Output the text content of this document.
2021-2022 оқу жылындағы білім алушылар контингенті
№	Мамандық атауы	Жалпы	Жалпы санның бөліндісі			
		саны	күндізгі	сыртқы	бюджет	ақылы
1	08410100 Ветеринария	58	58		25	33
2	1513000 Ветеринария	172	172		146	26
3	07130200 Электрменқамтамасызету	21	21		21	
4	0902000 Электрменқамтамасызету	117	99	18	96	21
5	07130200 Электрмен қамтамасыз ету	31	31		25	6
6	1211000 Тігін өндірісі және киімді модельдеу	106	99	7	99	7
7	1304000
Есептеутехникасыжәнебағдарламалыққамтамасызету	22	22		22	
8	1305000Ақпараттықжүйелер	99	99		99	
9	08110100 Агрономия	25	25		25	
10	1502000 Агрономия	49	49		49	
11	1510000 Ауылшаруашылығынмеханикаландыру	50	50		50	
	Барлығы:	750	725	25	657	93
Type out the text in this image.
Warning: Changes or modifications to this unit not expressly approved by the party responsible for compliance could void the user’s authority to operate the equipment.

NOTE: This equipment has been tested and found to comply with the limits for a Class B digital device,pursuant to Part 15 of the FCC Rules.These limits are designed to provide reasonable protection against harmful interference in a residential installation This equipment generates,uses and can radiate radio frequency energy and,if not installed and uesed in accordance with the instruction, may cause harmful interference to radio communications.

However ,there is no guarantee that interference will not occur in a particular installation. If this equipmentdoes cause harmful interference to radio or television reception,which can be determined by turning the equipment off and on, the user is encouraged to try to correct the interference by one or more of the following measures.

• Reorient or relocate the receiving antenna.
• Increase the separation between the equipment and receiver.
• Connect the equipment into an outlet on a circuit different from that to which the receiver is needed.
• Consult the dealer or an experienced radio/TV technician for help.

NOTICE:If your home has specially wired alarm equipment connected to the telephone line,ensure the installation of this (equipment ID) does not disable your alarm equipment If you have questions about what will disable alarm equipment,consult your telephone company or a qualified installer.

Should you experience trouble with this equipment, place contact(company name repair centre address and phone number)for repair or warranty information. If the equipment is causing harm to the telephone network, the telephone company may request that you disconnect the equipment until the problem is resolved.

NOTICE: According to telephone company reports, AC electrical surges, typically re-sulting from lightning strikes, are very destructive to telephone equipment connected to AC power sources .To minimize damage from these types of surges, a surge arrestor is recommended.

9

» Exercise aim
Copy all of the data exactly.

» Completed task
Output the text content of this document.
2021-2022 оқу жылындағы білім алушылар контингенті
№	Мамандық атауы	Жалпы	Жалпы санның бөліндісі			
		саны	күндізгі	сыртқы	бюджет	ақылы
1	08410100 Ветеринария	58	58		25	33
2	1513000 Ветеринария	172	172		146	26
3	07130200 Электрменқамтамасызету	21	21		21	
4	0902000 Электрменқамтамасызету	117	99	18	96	21
5	07130200 Электрмен қамтамасыз ету	31	31		25	6
6	1211000 Тігін өндірісі және киімді модельдеу	106	99	7	99	7
7	1304000
Есептеутехникасыжәнебағдарламалыққамтамасызету	22	22		22	
8	1305000Ақпараттықжүйелер	99	99		99	
9	08110100 Агрономия	25	25		25	
10	1502000 Агрономия	49	49		49	
11	1510000 Ауылшаруашылығынмеханикаландыру	50	50		50	
	Барлығы:	750	725	25	657	93
Type out the text in this image.
Warning: Changes or modifications to this unit not expressly approved by the party responsible for compliance could void the user’s authority to operate the equipment.

NOTE: This equipment has been tested and found to comply with the limits for a Class B digital device,pursuant to Part 15 of the FCC Rules.These limits are designed to provide reasonable protection against harmful interference in a residential installation This equipment generates,uses and can radiate radio frequency energy and,if not installed and uesed in accordance with the instruction, may cause harmful interference to radio communications.

However ,there is no guarantee that interference will not occur in a particular installation. If this equipmentdoes cause harmful interference to radio or television reception,which can be determined by turning the equipment off and on, the user is encouraged to try to correct the interference by one or more of the following measures.

• Reorient or relocate the receiving antenna.
• Increase the separation between the equipment and receiver.
• Connect the equipment into an outlet on a circuit different from that to which the receiver is needed.
• Consult the dealer or an experienced radio/TV technician for help.

NOTICE:If your home has specially wired alarm equipment connected to the telephone line,ensure the installation of this (equipment ID) does not disable your alarm equipment If you have questions about what will disable alarm equipment,consult your telephone company or a qualified installer.

Should you experience trouble with this equipment, place contact(company name repair centre address and phone number)for repair or warranty information. If the equipment is causing harm to the telephone network, the telephone company may request that you disconnect the equipment until the problem is resolved.

NOTICE: According to telephone company reports, AC electrical surges, typically re-sulting from lightning strikes, are very destructive to telephone equipment connected to AC power sources .To minimize damage from these types of surges, a surge arrestor is recommended.

9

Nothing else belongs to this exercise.